SHORT EXERCISE: Leave out the pictures and transcribe the rest of the records exactly.

SUPPLIED MATERIAL:

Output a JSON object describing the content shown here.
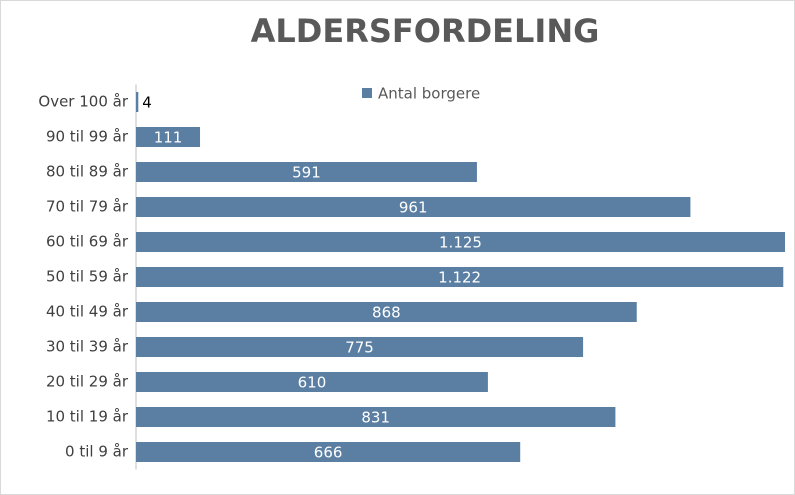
{
  "chart_data": {
    "type": "bar",
    "orientation": "horizontal",
    "title": "ALDERSFORDELING",
    "categories": [
      "Over 100 år",
      "90 til 99 år",
      "80 til 89 år",
      "70 til 79 år",
      "60 til 69 år",
      "50 til 59 år",
      "40 til 49 år",
      "30 til 39 år",
      "20 til 29 år",
      "10 til 19 år",
      "0 til 9 år"
    ],
    "series": [
      {
        "name": "Antal borgere",
        "color": "#5b7ea3",
        "values": [
          4,
          111,
          591,
          961,
          1125,
          1122,
          868,
          775,
          610,
          831,
          666
        ],
        "value_labels": [
          "4",
          "111",
          "591",
          "961",
          "1.125",
          "1.122",
          "868",
          "775",
          "610",
          "831",
          "666"
        ]
      }
    ],
    "legend": "top"
  }
}
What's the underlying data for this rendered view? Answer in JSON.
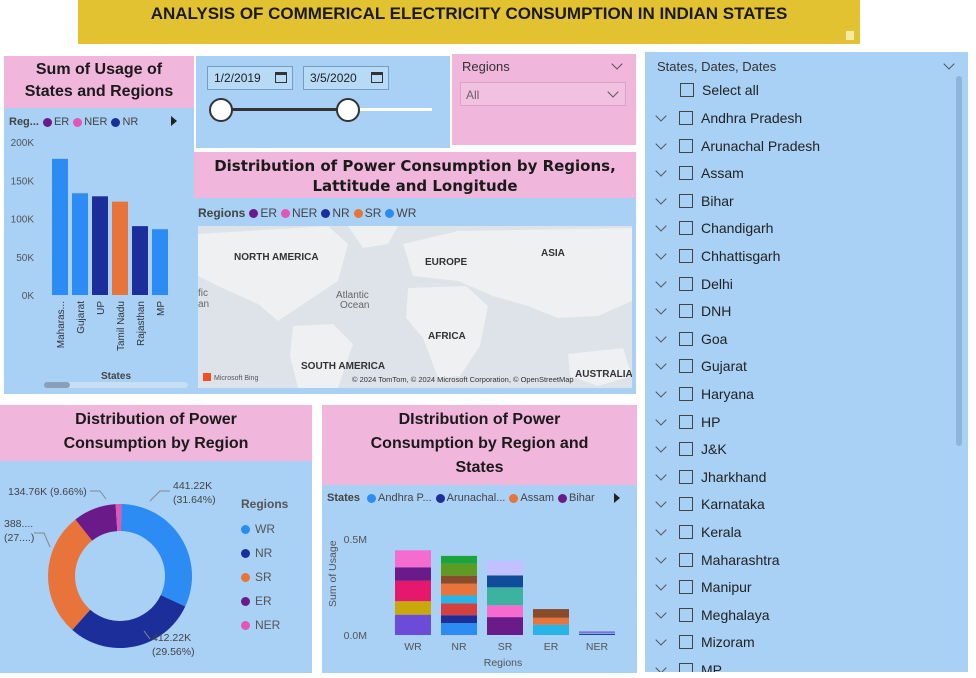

FINAL ANSWER:
Output a JSON object describing the content shown here.
{
  "chart_data": {
    "type": "bar",
    "orientation": "horizontal",
    "title": "ALDERSFORDELING",
    "categories": [
      "Over 100 år",
      "90 til 99 år",
      "80 til 89 år",
      "70 til 79 år",
      "60 til 69 år",
      "50 til 59 år",
      "40 til 49 år",
      "30 til 39 år",
      "20 til 29 år",
      "10 til 19 år",
      "0 til 9 år"
    ],
    "series": [
      {
        "name": "Antal borgere",
        "color": "#5b7ea3",
        "values": [
          4,
          111,
          591,
          961,
          1125,
          1122,
          868,
          775,
          610,
          831,
          666
        ],
        "value_labels": [
          "4",
          "111",
          "591",
          "961",
          "1.125",
          "1.122",
          "868",
          "775",
          "610",
          "831",
          "666"
        ]
      }
    ],
    "legend": "top"
  }
}
What's the underlying data for this rendered view? Answer in JSON.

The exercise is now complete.